**Short task:** Filter this data down to the lines that hold "文体自选", and copy them.

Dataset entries
-- -- --
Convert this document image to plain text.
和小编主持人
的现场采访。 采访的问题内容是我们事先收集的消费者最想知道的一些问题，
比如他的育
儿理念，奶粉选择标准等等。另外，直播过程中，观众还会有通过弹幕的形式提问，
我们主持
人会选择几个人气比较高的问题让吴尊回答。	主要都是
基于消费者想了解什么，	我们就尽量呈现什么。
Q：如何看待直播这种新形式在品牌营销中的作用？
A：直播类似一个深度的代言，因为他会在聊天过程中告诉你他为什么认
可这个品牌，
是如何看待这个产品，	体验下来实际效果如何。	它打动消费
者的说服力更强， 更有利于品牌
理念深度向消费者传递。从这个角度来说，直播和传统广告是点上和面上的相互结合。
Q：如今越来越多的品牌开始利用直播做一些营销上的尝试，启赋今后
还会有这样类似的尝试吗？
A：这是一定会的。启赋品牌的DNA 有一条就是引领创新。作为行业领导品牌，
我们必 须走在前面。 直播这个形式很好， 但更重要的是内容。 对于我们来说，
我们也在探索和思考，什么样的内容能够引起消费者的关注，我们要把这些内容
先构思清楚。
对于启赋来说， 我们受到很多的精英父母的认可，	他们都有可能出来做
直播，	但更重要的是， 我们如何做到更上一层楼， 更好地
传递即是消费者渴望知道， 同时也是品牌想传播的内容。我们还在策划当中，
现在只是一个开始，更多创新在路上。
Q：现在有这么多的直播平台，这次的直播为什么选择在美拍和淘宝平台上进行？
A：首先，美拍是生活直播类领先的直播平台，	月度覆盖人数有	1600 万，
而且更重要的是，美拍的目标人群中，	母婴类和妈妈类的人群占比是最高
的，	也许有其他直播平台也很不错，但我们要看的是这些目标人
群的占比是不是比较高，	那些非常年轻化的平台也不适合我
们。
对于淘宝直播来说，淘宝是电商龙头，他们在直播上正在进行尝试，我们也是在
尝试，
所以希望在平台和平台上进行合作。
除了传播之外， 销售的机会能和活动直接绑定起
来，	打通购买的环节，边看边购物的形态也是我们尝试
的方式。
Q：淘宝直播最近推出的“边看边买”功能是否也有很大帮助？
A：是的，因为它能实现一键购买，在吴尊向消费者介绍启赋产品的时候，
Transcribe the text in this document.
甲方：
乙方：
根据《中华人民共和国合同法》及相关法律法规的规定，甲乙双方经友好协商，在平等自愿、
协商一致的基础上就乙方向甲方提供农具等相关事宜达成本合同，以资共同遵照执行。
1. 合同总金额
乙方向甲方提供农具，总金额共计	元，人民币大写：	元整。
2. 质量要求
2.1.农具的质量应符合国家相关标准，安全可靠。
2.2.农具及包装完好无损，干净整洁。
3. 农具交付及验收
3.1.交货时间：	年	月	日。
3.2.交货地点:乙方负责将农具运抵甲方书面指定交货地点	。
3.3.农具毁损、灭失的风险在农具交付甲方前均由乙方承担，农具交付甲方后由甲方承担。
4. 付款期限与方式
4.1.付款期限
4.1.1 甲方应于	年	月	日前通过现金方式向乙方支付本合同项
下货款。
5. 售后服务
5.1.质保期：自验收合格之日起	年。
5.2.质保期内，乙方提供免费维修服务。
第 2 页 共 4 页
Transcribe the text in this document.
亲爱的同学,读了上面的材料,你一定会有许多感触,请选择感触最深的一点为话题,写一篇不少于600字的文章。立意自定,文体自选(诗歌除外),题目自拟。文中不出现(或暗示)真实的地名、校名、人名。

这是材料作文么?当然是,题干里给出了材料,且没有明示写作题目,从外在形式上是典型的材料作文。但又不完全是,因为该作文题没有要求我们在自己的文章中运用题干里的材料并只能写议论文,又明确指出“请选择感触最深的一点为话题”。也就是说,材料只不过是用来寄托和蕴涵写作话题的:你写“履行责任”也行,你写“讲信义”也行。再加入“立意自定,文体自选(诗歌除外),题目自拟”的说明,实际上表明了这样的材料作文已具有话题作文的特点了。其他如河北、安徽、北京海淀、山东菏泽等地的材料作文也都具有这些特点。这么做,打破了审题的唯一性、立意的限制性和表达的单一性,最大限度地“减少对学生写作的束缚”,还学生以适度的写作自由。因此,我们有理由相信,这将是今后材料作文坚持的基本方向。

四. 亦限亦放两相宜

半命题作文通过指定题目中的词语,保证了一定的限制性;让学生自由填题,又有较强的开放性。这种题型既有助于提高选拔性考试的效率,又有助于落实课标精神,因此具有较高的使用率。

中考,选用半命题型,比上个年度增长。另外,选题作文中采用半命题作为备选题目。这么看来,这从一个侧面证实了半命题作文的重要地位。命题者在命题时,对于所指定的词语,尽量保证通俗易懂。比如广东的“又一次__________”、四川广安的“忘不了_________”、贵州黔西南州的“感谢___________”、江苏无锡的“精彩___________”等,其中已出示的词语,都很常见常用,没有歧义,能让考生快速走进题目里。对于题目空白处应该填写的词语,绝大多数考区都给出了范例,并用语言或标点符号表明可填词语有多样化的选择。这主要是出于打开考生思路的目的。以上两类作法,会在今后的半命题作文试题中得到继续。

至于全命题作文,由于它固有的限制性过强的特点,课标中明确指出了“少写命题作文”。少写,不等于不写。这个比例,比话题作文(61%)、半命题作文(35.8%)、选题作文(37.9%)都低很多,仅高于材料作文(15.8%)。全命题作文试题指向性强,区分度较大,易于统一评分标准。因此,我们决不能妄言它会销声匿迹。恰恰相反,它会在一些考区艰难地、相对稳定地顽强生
-- -- --
**Finished task:**
亲爱的同学,读了上面的材料,你一定会有许多感触,请选择感触最深的一点为话题,写一篇不少于600字的文章。立意自定,文体自选(诗歌除外),题目自拟。文中不出现(或暗示)真实的地名、校名、人名。
这是材料作文么?当然是,题干里给出了材料,且没有明示写作题目,从外在形式上是典型的材料作文。但又不完全是,因为该作文题没有要求我们在自己的文章中运用题干里的材料并只能写议论文,又明确指出“请选择感触最深的一点为话题”。也就是说,材料只不过是用来寄托和蕴涵写作话题的:你写“履行责任”也行,你写“讲信义”也行。再加入“立意自定,文体自选(诗歌除外),题目自拟”的说明,实际上表明了这样的材料作文已具有话题作文的特点了。其他如河北、安徽、北京海淀、山东菏泽等地的材料作文也都具有这些特点。这么做,打破了审题的唯一性、立意的限制性和表达的单一性,最大限度地“减少对学生写作的束缚”,还学生以适度的写作自由。因此,我们有理由相信,这将是今后材料作文坚持的基本方向。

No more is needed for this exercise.